> [The records]:
-*-
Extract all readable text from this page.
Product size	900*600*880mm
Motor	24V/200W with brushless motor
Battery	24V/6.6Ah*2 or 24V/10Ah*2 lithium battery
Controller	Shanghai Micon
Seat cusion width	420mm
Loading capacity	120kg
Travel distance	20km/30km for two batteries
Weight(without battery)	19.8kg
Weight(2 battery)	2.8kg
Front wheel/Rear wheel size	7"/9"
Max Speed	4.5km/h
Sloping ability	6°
-*-
> [Written task]: Your task is to retype all of the records exactly.

> [Exercise response]:
Extract all readable text from this page.
Product size	900*600*880mm
Motor	24V/200W with brushless motor
Battery	24V/6.6Ah*2 or 24V/10Ah*2 lithium battery
Controller	Shanghai Micon
Seat cusion width	420mm
Loading capacity	120kg
Travel distance	20km/30km for two batteries
Weight(without battery)	19.8kg
Weight(2 battery)	2.8kg
Front wheel/Rear wheel size	7"/9"
Max Speed	4.5km/h
Sloping ability	6°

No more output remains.